**PROMPT:** Gather the lines that hold the string "KuZOOkA".

▬▬▬▬▬▬

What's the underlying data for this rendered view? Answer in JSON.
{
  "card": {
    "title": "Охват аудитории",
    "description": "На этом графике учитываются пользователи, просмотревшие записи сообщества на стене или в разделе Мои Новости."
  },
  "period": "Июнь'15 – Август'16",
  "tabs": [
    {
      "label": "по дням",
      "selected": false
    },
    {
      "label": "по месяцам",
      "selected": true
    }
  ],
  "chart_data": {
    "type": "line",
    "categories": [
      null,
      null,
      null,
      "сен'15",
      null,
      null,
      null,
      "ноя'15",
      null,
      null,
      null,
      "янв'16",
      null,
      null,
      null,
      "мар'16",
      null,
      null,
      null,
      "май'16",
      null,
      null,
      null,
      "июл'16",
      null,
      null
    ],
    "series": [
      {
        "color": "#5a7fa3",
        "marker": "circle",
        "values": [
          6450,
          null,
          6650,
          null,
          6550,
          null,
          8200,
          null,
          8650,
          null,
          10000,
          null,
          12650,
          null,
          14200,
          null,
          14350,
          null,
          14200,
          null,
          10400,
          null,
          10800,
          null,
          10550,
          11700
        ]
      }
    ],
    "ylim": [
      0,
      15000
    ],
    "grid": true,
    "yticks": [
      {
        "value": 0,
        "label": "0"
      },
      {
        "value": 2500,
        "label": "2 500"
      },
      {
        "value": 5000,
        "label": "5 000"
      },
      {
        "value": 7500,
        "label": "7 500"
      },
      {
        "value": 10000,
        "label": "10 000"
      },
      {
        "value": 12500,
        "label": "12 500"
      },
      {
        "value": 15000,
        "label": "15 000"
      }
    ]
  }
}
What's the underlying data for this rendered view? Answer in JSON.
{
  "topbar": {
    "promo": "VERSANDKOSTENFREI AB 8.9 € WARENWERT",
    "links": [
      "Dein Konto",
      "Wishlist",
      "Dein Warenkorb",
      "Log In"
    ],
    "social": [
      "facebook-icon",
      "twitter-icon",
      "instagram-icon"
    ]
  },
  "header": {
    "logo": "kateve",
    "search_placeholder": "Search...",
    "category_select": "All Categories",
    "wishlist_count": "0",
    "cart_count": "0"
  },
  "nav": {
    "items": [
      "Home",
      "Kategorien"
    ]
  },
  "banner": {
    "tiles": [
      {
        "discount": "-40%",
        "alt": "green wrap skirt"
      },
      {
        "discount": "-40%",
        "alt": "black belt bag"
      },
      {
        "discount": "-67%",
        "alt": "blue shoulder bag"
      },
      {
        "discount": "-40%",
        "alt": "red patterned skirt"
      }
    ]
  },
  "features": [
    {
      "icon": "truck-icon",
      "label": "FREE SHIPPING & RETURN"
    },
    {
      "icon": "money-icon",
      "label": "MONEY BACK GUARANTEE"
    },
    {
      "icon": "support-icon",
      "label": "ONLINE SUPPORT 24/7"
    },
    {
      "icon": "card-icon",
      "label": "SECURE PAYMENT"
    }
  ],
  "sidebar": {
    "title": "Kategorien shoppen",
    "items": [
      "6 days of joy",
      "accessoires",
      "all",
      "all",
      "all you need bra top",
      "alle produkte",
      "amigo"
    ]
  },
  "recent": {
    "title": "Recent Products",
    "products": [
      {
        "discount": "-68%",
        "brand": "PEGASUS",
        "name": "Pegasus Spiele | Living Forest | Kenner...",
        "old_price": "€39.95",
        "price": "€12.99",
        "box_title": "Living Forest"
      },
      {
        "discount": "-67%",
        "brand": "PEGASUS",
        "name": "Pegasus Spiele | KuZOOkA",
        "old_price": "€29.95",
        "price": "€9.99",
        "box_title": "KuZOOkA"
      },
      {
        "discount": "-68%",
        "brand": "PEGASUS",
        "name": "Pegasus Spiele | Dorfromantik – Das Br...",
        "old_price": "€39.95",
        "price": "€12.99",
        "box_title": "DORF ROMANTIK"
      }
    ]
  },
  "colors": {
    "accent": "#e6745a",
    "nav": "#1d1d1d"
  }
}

▬▬▬▬▬▬

**WRITTEN ANSWER:**
        "name": "Pegasus Spiele | KuZOOkA",
        "box_title": "KuZOOkA"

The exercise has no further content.